• What is required
Copy, in full, each line of the material that holds the word "concentration".

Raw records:
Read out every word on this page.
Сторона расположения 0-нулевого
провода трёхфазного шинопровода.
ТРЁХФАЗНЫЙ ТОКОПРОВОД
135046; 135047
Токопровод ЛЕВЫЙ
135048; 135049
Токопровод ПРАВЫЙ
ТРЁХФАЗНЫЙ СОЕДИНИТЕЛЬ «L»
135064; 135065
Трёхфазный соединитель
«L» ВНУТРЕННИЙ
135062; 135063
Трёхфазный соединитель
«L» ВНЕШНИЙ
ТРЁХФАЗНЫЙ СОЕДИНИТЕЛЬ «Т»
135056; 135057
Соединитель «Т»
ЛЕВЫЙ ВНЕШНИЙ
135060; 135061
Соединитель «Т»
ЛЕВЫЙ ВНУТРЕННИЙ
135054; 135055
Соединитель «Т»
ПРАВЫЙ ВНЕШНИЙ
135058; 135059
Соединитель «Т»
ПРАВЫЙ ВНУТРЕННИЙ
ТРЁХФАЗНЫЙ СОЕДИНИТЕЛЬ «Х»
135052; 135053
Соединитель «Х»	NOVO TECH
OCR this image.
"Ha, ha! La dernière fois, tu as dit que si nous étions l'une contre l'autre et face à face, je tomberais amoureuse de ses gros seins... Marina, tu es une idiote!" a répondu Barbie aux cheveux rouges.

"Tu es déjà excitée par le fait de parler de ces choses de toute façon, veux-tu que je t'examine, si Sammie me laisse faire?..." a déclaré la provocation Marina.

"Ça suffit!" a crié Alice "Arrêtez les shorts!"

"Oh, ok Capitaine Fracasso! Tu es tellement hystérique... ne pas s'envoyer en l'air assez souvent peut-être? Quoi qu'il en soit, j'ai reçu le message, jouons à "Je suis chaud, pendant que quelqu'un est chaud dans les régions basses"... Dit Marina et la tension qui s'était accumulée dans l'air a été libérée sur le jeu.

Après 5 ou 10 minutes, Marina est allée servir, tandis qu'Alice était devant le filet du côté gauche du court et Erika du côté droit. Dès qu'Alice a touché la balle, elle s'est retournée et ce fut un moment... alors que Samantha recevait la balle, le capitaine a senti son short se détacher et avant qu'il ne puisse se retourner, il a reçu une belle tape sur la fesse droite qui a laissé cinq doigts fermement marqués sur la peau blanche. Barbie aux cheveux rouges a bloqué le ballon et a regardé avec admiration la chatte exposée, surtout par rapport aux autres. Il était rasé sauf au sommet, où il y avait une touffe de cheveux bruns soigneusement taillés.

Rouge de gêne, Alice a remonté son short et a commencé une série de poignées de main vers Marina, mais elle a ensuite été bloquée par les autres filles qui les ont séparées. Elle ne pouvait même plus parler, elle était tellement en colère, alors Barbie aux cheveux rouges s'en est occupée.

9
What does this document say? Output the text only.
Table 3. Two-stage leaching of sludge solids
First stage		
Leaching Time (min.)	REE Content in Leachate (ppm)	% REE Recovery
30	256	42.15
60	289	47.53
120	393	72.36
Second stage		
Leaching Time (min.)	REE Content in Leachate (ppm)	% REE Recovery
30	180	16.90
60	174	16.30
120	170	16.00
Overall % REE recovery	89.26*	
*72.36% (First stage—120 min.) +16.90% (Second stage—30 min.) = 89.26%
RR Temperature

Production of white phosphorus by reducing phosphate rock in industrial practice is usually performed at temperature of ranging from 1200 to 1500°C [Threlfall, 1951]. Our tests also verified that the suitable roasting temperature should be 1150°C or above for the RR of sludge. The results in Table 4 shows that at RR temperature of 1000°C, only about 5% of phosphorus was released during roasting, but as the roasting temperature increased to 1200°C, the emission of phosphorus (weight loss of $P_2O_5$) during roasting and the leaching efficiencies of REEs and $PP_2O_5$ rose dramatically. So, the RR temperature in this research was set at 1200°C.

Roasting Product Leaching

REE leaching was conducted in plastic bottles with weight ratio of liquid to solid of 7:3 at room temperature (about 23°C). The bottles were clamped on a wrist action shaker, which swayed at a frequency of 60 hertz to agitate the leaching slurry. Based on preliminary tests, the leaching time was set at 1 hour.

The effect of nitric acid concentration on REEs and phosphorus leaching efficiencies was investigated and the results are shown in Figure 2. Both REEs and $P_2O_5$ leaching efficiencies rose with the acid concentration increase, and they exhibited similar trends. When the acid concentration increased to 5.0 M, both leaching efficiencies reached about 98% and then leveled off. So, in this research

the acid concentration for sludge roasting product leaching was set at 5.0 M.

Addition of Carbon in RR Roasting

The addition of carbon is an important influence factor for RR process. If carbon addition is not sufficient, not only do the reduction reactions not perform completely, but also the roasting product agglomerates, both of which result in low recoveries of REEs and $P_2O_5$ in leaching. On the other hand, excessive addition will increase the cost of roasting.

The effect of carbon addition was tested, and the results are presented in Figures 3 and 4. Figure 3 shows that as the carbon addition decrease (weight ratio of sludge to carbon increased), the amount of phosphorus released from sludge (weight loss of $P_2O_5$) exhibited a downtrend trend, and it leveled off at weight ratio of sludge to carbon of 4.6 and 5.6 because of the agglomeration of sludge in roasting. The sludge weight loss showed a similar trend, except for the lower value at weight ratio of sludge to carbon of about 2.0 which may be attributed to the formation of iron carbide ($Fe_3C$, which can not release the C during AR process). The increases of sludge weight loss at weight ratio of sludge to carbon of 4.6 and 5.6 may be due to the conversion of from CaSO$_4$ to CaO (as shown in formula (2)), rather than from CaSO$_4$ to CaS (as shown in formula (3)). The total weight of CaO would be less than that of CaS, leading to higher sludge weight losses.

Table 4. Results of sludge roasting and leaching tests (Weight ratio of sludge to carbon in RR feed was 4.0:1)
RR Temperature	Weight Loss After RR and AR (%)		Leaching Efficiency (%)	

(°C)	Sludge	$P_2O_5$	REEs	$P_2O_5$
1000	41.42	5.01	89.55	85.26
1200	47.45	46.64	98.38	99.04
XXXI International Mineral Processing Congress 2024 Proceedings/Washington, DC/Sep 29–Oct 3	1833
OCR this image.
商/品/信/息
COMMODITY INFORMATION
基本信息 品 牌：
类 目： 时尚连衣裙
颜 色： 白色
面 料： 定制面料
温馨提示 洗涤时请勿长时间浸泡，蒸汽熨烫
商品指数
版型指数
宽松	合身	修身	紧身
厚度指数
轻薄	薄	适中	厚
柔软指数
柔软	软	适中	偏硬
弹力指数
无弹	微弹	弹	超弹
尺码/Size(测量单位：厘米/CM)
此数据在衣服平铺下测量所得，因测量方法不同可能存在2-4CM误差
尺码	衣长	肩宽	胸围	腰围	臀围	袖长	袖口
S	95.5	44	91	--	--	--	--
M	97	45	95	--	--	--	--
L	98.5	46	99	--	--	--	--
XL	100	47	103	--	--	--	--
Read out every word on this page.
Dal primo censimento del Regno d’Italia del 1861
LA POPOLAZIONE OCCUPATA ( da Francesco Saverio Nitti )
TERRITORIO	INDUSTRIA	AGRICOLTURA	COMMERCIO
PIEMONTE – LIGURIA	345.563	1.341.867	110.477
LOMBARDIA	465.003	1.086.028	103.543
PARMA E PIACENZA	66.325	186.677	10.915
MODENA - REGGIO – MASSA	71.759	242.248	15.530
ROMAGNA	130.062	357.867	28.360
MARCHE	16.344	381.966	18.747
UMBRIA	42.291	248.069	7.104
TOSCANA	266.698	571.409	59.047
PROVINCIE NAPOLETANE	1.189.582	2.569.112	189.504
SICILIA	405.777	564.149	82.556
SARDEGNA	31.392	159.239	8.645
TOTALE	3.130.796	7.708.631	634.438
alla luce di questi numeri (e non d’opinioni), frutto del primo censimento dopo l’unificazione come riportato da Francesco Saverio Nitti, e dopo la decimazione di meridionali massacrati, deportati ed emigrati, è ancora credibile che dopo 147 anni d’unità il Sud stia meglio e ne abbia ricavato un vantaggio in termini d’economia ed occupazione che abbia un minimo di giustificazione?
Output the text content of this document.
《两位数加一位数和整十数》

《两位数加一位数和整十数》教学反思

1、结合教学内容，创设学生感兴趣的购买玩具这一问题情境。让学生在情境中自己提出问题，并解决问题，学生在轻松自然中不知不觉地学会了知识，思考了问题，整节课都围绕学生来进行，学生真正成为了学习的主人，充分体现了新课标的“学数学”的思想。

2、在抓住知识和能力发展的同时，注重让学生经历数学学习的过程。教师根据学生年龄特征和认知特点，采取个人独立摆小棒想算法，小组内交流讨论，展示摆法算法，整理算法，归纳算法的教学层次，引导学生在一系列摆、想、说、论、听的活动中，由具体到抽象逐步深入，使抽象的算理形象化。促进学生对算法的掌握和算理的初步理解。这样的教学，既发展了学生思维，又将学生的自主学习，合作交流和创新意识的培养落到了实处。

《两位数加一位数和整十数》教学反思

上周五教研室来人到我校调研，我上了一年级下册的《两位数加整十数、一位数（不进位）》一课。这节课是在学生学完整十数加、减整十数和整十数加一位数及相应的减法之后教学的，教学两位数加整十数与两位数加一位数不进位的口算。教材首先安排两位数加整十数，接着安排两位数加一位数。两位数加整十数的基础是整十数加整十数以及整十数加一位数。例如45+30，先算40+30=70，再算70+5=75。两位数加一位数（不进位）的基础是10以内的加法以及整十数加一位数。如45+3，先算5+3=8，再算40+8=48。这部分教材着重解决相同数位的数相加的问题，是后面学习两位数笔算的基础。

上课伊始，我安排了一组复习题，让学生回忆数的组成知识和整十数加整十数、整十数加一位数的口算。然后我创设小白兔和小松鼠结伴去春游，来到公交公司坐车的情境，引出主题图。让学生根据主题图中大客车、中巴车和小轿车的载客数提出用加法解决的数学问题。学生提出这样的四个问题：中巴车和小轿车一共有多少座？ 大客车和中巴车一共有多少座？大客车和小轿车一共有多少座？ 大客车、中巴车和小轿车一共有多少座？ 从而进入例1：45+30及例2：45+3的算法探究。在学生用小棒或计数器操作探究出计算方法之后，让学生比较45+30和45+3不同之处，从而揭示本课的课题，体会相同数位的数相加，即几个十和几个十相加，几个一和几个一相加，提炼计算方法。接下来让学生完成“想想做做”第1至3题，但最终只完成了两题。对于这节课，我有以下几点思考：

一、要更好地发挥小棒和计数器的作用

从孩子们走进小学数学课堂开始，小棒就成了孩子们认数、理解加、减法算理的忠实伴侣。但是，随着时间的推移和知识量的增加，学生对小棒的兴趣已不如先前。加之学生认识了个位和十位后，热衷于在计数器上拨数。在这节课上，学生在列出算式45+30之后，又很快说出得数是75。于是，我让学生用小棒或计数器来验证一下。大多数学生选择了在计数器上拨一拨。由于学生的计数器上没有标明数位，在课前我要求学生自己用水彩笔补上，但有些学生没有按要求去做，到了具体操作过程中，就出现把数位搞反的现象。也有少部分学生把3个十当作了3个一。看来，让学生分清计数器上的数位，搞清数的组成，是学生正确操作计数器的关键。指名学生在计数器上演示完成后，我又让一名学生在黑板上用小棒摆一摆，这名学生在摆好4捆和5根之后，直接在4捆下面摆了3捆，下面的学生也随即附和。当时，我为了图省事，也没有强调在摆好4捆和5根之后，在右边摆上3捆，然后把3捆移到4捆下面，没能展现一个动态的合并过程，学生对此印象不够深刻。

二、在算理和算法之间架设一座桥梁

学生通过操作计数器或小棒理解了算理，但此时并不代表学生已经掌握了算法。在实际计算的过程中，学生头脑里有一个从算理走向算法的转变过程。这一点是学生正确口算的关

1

• Response to this task
The effect of nitric acid concentration on REEs and phosphorus leaching efficiencies was investigated and the results are shown in Figure 2. Both REEs and $P_2O_5$ leaching efficiencies rose with the acid concentration increase, and they exhibited similar trends. When the acid concentration increased to 5.0 M, both leaching efficiencies reached about 98% and then leveled off. So, in this research
the acid concentration for sludge roasting product leaching was set at 5.0 M.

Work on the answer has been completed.